* [Given problem]: Copy out the records word for word, from the line holding "Detect and localize" through the line holding "next-button-label: Weiter >: [296, 319, 352, 333]", including both of those lines. Leave the pictures out of your copy.

------------------------------

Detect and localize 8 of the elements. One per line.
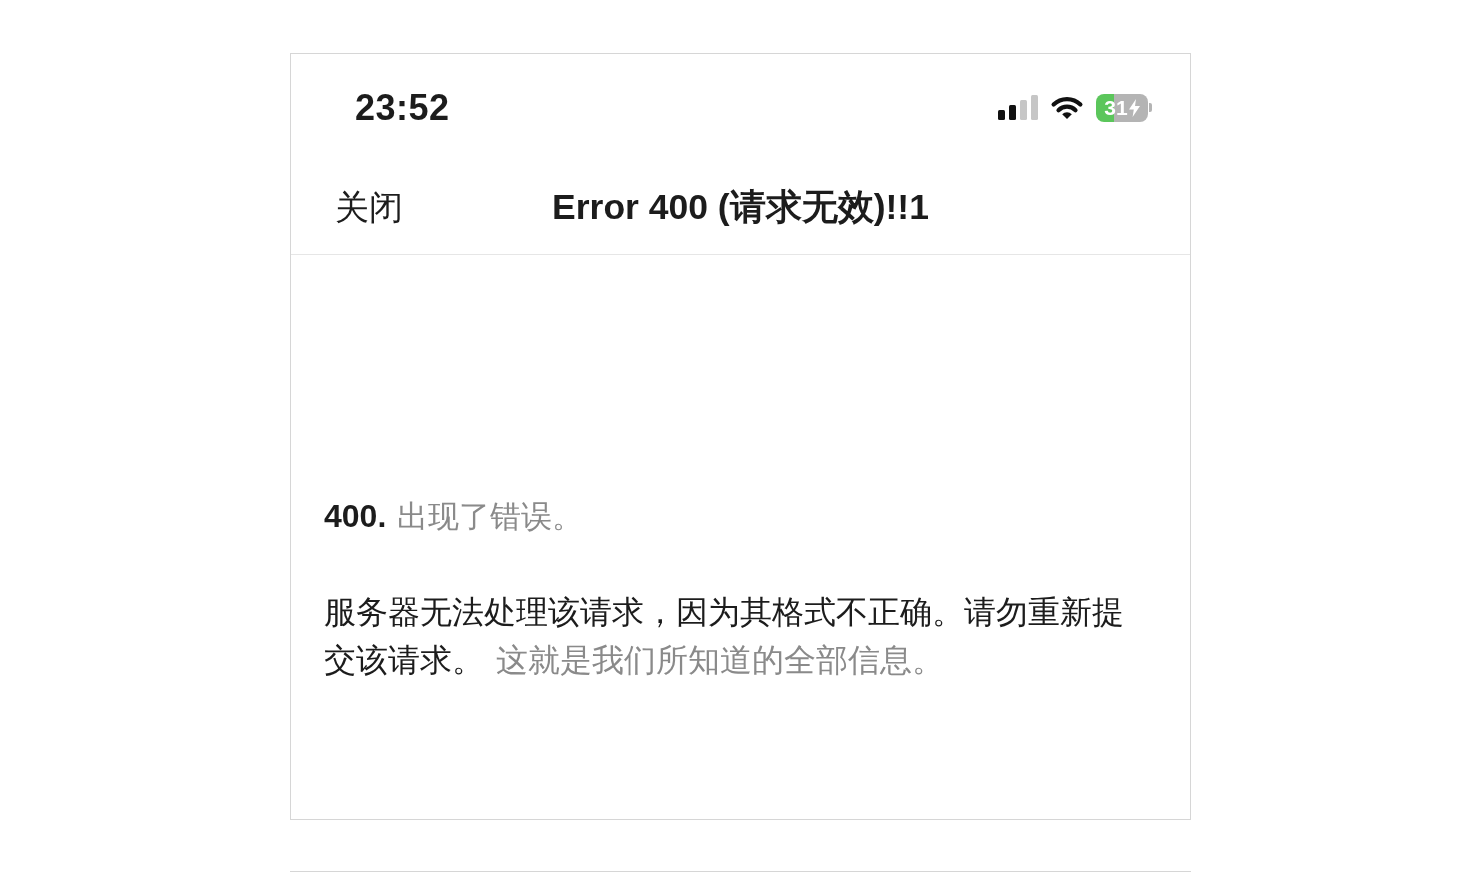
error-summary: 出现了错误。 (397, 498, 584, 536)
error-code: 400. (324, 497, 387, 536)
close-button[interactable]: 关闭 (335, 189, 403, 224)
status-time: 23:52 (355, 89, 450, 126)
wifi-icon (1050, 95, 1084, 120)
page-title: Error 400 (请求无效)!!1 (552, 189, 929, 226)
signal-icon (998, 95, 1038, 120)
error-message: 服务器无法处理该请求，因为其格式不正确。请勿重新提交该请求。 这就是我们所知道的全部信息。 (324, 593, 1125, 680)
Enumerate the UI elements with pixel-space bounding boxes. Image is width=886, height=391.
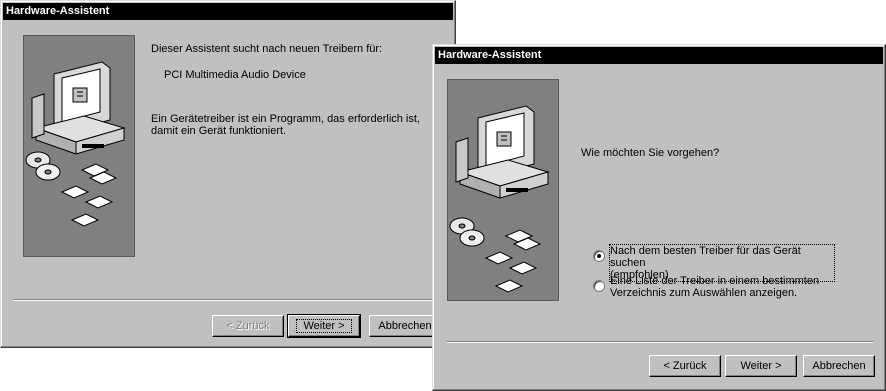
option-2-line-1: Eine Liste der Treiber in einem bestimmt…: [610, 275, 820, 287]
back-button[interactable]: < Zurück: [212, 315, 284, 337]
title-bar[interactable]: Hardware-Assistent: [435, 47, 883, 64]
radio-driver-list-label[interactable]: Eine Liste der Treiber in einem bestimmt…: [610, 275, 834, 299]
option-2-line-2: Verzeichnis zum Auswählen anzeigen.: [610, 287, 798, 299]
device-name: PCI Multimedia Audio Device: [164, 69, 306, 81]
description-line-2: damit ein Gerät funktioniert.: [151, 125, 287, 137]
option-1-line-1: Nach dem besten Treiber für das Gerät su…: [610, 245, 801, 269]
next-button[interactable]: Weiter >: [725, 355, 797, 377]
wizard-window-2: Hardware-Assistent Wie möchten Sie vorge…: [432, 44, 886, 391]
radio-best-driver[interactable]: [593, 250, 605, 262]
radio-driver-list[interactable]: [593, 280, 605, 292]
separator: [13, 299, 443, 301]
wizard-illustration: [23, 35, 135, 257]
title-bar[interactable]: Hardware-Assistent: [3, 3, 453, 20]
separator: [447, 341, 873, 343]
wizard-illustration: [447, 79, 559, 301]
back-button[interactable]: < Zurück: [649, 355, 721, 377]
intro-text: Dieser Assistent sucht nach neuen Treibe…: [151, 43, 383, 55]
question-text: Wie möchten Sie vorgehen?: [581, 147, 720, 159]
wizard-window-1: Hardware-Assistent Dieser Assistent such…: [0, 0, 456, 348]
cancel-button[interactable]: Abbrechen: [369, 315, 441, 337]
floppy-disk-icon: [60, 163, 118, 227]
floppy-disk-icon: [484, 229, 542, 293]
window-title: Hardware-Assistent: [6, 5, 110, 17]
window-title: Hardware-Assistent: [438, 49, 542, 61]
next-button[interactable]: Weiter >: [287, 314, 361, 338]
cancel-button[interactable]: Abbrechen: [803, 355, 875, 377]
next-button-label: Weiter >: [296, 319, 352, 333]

------------------------------

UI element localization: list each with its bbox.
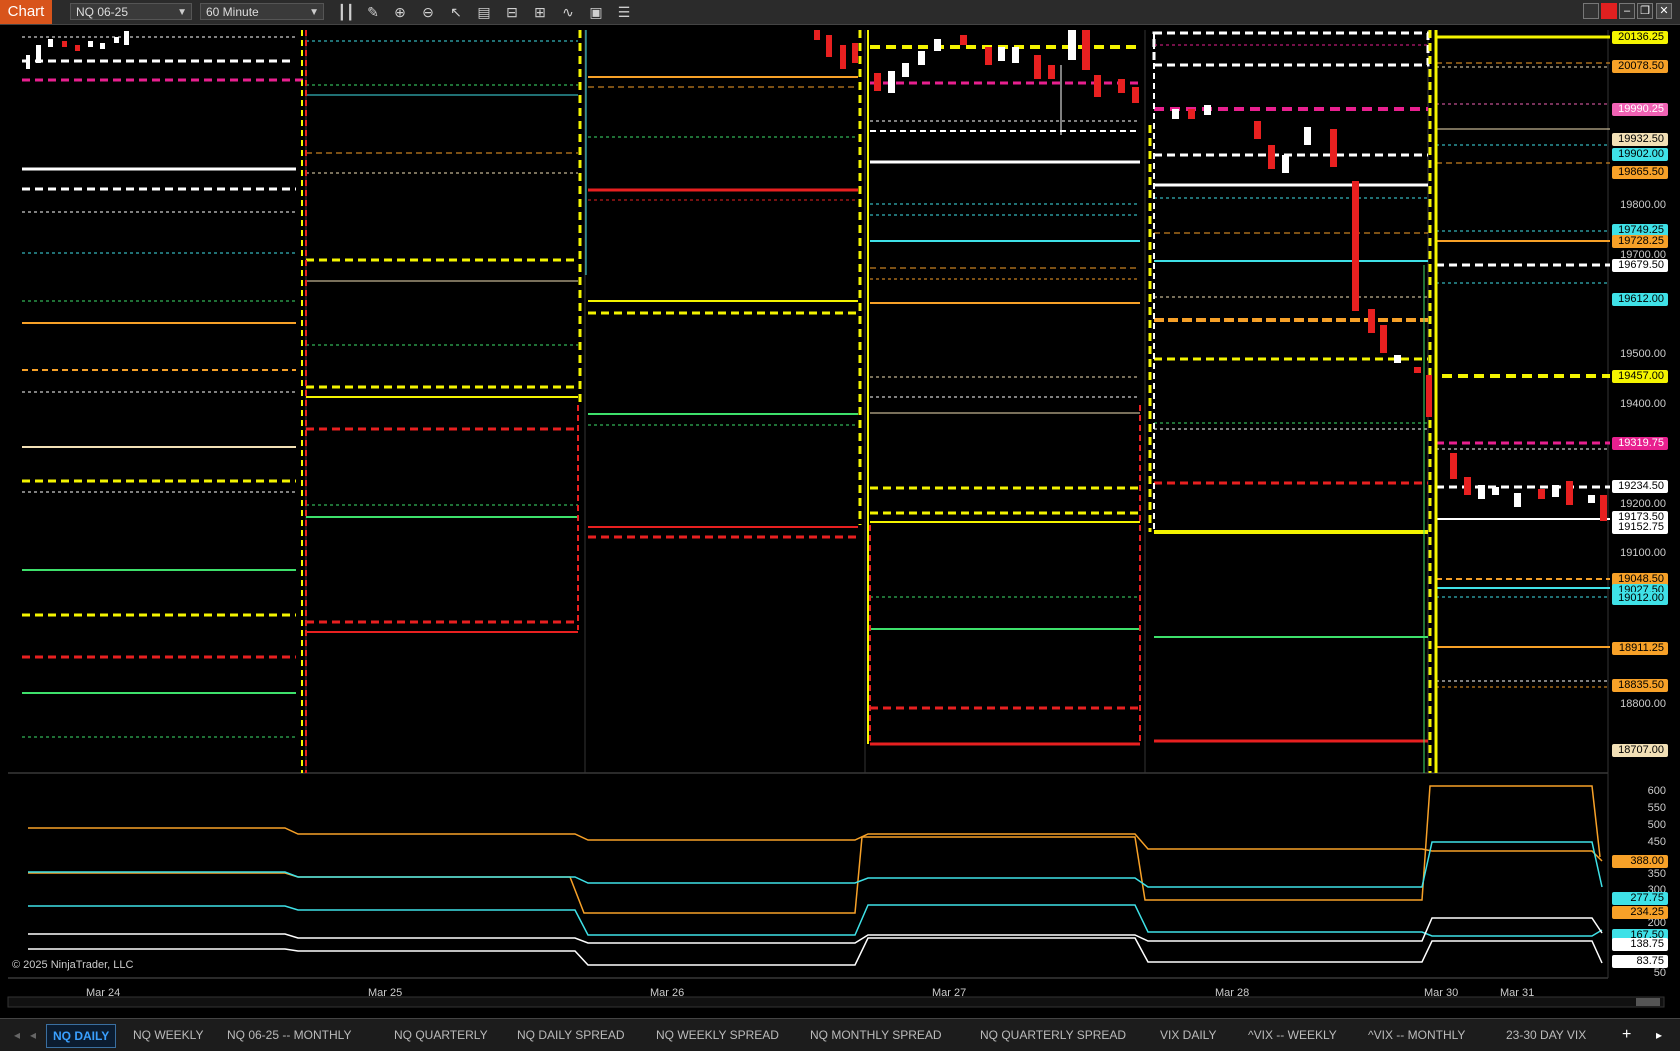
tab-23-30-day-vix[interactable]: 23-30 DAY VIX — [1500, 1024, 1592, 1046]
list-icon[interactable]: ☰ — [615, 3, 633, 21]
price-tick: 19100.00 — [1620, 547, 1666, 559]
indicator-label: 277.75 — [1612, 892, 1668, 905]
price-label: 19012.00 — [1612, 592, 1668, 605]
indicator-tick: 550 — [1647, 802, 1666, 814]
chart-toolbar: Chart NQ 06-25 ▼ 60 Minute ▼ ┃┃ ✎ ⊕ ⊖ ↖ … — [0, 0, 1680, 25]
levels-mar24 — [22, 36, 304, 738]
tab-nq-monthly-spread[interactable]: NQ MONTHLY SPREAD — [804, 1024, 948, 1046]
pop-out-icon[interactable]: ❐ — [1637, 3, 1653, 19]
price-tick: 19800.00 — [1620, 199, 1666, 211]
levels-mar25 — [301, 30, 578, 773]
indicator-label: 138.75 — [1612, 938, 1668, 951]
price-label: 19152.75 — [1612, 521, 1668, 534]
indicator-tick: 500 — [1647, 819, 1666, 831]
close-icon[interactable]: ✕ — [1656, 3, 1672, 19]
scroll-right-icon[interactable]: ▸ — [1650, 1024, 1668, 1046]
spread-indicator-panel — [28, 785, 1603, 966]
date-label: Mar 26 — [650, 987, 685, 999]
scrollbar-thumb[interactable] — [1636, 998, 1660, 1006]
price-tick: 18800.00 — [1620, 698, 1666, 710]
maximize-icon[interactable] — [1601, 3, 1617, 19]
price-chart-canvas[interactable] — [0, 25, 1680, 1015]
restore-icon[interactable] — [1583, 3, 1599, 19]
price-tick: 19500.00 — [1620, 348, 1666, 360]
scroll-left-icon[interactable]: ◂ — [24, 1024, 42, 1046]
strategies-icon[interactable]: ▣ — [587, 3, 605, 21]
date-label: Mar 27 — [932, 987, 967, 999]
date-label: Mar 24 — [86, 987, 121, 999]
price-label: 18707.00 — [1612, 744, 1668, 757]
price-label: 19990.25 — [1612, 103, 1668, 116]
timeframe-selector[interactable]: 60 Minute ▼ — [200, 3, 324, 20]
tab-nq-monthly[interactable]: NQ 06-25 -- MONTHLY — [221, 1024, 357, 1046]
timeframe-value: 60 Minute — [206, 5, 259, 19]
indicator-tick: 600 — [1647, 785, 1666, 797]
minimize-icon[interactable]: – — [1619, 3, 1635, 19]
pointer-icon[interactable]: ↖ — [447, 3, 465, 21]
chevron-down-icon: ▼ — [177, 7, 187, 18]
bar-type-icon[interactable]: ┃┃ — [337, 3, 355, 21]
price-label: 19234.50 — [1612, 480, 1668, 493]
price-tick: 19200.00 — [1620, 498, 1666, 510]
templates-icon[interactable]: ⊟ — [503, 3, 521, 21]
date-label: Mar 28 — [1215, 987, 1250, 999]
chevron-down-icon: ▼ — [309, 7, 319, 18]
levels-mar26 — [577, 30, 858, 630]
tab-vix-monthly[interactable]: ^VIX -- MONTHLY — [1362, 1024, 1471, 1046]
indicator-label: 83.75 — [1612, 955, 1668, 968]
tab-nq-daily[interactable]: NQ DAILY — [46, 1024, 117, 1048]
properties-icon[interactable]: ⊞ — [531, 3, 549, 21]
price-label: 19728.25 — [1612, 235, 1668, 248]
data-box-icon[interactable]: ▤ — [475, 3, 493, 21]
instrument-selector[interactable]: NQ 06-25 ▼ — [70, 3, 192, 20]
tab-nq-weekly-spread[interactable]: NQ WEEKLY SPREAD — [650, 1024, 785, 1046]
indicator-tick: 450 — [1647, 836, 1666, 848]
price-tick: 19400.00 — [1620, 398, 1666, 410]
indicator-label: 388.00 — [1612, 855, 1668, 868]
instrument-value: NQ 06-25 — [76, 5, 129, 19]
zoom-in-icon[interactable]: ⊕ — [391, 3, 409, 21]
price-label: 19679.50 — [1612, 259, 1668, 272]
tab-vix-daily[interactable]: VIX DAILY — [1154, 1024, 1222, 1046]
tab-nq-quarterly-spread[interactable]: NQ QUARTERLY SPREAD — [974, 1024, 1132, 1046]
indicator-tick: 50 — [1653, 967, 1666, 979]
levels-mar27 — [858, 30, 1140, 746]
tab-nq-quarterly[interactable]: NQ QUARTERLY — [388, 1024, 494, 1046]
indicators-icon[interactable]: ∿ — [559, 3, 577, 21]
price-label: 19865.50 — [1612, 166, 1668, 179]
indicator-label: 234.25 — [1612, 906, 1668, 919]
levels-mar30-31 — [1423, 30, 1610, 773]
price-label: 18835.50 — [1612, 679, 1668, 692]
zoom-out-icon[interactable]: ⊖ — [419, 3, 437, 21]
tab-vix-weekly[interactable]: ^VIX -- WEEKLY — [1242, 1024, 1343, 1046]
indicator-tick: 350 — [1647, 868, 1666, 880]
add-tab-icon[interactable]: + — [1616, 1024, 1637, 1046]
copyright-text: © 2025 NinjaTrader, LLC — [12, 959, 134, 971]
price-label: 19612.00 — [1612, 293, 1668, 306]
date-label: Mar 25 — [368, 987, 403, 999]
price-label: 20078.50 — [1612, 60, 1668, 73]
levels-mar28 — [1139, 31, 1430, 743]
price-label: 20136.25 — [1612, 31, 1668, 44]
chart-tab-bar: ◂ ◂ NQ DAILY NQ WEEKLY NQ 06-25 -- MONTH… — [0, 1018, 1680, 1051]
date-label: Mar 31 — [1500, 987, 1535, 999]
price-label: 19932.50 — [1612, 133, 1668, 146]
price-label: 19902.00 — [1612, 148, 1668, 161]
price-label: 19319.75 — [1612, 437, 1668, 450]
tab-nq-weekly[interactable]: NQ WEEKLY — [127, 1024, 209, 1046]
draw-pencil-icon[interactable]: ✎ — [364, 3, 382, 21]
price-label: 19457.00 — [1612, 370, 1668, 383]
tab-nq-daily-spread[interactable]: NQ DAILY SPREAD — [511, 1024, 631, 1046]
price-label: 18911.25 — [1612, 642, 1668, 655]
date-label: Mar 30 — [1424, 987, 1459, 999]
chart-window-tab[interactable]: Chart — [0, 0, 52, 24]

------------------------------

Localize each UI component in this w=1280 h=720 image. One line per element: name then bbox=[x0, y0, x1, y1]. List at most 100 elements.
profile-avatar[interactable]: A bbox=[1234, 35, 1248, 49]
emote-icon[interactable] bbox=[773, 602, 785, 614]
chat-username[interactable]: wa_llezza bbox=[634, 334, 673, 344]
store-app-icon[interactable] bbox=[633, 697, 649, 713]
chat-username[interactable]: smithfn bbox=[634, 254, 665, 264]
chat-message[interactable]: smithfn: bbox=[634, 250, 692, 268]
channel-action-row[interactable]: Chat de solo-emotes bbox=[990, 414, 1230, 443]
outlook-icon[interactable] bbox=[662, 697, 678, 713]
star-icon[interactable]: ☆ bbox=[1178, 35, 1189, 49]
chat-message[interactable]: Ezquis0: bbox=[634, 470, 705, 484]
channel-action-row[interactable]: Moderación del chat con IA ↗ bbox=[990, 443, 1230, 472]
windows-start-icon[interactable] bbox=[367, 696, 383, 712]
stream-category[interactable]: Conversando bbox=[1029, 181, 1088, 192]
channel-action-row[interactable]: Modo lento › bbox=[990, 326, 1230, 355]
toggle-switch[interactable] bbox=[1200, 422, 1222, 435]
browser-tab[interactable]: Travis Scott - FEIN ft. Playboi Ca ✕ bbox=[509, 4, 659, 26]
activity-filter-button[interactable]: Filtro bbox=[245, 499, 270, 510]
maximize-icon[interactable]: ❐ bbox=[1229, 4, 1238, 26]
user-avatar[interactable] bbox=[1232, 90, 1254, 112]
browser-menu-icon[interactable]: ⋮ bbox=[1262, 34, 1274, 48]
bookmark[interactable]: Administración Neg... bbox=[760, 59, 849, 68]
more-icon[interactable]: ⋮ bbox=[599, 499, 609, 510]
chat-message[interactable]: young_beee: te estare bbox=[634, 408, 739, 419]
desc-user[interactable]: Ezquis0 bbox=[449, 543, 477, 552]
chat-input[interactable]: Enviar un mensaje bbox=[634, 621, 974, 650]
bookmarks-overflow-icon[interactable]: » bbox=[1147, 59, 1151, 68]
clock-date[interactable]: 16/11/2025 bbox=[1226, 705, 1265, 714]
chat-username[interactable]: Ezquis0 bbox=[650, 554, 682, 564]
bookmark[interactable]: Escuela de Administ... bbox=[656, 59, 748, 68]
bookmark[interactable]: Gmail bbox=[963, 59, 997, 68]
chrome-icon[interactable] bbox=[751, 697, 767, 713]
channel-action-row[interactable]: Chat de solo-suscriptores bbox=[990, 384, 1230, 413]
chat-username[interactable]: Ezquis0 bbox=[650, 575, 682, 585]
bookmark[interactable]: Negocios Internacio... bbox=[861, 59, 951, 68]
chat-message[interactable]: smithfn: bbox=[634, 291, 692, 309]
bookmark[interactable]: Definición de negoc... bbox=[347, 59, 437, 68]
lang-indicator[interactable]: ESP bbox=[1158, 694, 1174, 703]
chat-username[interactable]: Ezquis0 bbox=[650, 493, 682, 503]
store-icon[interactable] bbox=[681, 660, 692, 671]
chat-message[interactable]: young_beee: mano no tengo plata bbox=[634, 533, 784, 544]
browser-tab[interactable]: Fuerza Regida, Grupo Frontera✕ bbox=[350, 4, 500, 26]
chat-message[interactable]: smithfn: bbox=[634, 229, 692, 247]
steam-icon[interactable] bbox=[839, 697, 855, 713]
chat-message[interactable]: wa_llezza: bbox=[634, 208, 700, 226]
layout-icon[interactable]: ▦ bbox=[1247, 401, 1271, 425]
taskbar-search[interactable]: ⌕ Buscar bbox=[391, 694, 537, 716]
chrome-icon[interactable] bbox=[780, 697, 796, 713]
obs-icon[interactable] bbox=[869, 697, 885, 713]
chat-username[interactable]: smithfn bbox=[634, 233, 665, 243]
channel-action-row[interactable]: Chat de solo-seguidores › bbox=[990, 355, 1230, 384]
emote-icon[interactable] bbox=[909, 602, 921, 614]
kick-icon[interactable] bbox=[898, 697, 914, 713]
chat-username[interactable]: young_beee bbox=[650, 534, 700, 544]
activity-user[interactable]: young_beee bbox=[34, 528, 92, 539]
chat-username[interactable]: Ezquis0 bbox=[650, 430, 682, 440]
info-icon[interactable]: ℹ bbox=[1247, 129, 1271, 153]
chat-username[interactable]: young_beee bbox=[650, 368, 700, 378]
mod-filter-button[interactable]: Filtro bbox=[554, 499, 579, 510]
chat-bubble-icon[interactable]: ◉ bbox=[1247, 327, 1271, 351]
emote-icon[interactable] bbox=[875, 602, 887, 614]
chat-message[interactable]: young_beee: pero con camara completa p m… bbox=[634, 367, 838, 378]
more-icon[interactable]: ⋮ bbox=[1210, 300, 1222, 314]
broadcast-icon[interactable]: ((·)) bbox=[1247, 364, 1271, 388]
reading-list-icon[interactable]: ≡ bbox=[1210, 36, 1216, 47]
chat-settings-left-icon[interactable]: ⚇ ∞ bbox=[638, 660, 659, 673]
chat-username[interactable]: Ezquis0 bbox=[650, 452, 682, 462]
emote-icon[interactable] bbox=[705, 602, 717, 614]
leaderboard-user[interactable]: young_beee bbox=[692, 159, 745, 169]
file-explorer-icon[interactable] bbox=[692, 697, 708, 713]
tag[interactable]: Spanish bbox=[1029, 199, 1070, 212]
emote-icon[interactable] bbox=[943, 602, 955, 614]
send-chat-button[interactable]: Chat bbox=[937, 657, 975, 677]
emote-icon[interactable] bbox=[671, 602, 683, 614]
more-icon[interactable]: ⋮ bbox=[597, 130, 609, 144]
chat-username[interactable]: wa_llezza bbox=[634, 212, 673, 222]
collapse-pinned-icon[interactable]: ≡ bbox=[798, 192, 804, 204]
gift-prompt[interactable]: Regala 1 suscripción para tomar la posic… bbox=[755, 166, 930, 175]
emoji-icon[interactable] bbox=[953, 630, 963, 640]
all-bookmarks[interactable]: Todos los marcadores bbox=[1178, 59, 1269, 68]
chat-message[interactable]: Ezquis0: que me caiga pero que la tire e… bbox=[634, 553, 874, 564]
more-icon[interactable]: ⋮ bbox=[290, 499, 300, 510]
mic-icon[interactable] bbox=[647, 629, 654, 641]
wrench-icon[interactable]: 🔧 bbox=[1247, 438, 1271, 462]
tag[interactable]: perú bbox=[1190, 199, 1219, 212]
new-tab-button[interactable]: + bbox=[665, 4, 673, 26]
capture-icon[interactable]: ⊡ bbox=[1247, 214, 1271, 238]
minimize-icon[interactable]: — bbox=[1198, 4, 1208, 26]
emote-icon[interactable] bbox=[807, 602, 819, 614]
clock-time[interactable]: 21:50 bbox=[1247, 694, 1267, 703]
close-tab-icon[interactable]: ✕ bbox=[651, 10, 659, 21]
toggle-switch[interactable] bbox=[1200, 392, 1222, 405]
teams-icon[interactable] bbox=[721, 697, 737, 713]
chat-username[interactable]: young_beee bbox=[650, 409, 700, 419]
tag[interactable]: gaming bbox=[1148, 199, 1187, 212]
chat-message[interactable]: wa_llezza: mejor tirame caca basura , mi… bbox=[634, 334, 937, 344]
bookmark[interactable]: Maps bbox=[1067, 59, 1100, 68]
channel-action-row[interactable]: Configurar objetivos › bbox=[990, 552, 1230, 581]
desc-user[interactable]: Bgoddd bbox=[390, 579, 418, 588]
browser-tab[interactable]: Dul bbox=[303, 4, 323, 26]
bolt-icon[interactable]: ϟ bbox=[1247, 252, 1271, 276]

------------------------------

* [Expected output]:
Detect and localize 8 of the elements. One per line.
error-summary: 出现了错误。 (397, 498, 584, 536)
error-code: 400. (324, 497, 387, 536)
close-button[interactable]: 关闭 (335, 189, 403, 224)
status-time: 23:52 (355, 89, 450, 126)
wifi-icon (1050, 95, 1084, 120)
page-title: Error 400 (请求无效)!!1 (552, 189, 929, 226)
signal-icon (998, 95, 1038, 120)
error-message: 服务器无法处理该请求，因为其格式不正确。请勿重新提交该请求。 这就是我们所知道的全部信息。 (324, 593, 1125, 680)
Enumerate the UI elements with pixel-space bounding boxes. Image is width=886, height=391.
option-2-line-1: Eine Liste der Treiber in einem bestimmt…: [610, 275, 820, 287]
back-button[interactable]: < Zurück: [212, 315, 284, 337]
title-bar[interactable]: Hardware-Assistent: [435, 47, 883, 64]
radio-driver-list-label[interactable]: Eine Liste der Treiber in einem bestimmt…: [610, 275, 834, 299]
option-2-line-2: Verzeichnis zum Auswählen anzeigen.: [610, 287, 798, 299]
device-name: PCI Multimedia Audio Device: [164, 69, 306, 81]
description-line-2: damit ein Gerät funktioniert.: [151, 125, 287, 137]
option-1-line-1: Nach dem besten Treiber für das Gerät su…: [610, 245, 801, 269]
next-button[interactable]: Weiter >: [725, 355, 797, 377]
wizard-window-2: Hardware-Assistent Wie möchten Sie vorge…: [432, 44, 886, 391]
radio-best-driver[interactable]: [593, 250, 605, 262]
radio-driver-list[interactable]: [593, 280, 605, 292]
separator: [13, 299, 443, 301]
wizard-illustration: [23, 35, 135, 257]
title-bar[interactable]: Hardware-Assistent: [3, 3, 453, 20]
separator: [447, 341, 873, 343]
wizard-illustration: [447, 79, 559, 301]
back-button[interactable]: < Zurück: [649, 355, 721, 377]
intro-text: Dieser Assistent sucht nach neuen Treibe…: [151, 43, 383, 55]
question-text: Wie möchten Sie vorgehen?: [581, 147, 720, 159]
wizard-window-1: Hardware-Assistent Dieser Assistent such…: [0, 0, 456, 348]
cancel-button[interactable]: Abbrechen: [369, 315, 441, 337]
floppy-disk-icon: [60, 163, 118, 227]
floppy-disk-icon: [484, 229, 542, 293]
window-title: Hardware-Assistent: [6, 5, 110, 17]
window-title: Hardware-Assistent: [438, 49, 542, 61]
next-button[interactable]: Weiter >: [287, 314, 361, 338]
cancel-button[interactable]: Abbrechen: [803, 355, 875, 377]
next-button-label: Weiter >: [296, 319, 352, 333]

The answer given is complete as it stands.